■ Challenge: Pull every line containing "name" from the entries.

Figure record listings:

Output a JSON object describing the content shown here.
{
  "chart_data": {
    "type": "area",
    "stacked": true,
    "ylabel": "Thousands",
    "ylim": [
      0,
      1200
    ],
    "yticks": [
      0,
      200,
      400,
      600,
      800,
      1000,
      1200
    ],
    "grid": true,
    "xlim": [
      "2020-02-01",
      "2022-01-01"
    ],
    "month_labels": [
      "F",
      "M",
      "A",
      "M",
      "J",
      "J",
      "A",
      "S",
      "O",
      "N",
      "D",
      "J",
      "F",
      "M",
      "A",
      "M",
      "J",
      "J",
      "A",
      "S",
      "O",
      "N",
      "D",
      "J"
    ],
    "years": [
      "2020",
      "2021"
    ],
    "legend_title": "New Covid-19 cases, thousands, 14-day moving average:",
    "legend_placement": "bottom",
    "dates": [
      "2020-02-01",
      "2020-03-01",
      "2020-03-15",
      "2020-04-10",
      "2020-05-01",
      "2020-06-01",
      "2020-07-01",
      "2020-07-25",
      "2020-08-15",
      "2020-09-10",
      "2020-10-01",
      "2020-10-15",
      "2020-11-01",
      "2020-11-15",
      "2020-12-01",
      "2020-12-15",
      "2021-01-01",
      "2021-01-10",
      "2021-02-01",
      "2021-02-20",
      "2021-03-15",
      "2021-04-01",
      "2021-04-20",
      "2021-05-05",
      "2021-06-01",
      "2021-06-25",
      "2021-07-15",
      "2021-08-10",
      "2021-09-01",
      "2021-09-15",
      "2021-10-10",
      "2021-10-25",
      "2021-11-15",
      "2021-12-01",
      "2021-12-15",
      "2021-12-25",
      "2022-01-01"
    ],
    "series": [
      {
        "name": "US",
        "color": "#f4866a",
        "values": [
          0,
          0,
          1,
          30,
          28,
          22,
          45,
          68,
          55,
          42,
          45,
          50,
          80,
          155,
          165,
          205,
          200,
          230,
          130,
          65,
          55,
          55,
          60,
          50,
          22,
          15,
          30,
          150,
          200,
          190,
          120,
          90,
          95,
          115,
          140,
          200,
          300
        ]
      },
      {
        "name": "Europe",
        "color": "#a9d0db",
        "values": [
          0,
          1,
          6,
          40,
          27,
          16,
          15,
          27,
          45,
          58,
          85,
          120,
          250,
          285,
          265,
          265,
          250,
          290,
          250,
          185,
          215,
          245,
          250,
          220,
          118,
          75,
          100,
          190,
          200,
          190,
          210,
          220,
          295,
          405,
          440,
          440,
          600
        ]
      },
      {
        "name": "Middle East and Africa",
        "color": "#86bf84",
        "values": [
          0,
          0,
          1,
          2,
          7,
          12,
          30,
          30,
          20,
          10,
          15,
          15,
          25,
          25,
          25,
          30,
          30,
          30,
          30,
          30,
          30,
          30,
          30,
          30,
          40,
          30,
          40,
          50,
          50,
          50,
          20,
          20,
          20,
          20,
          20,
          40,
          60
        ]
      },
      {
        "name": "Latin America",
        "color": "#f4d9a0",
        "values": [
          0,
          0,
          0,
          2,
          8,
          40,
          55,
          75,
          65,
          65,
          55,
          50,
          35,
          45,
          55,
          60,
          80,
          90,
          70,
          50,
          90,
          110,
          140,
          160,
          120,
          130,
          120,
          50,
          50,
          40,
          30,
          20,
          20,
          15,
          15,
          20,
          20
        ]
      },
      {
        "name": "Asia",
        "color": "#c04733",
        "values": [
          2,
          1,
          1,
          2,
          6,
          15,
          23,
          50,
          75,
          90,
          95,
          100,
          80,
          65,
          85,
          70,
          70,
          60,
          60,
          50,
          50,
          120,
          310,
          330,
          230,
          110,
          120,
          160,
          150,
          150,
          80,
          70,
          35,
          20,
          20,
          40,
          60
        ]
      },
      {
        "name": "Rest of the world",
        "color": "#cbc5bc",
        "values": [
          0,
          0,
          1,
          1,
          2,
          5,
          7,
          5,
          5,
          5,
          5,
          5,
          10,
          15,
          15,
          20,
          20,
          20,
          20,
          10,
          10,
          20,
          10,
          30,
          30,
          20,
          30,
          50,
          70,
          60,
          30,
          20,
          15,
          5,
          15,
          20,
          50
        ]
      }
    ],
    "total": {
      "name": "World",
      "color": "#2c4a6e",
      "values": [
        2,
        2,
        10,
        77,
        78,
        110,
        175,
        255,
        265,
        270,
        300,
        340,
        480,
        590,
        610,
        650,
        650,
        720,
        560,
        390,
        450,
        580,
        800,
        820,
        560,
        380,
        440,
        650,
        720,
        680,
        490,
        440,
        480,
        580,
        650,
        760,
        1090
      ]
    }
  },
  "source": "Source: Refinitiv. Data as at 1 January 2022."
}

■ Answer in full:
        "name": "US",
        "name": "Europe",
        "name": "Middle East and Africa",
        "name": "Latin America",
        "name": "Asia",
        "name": "Rest of the world",
      "name": "World",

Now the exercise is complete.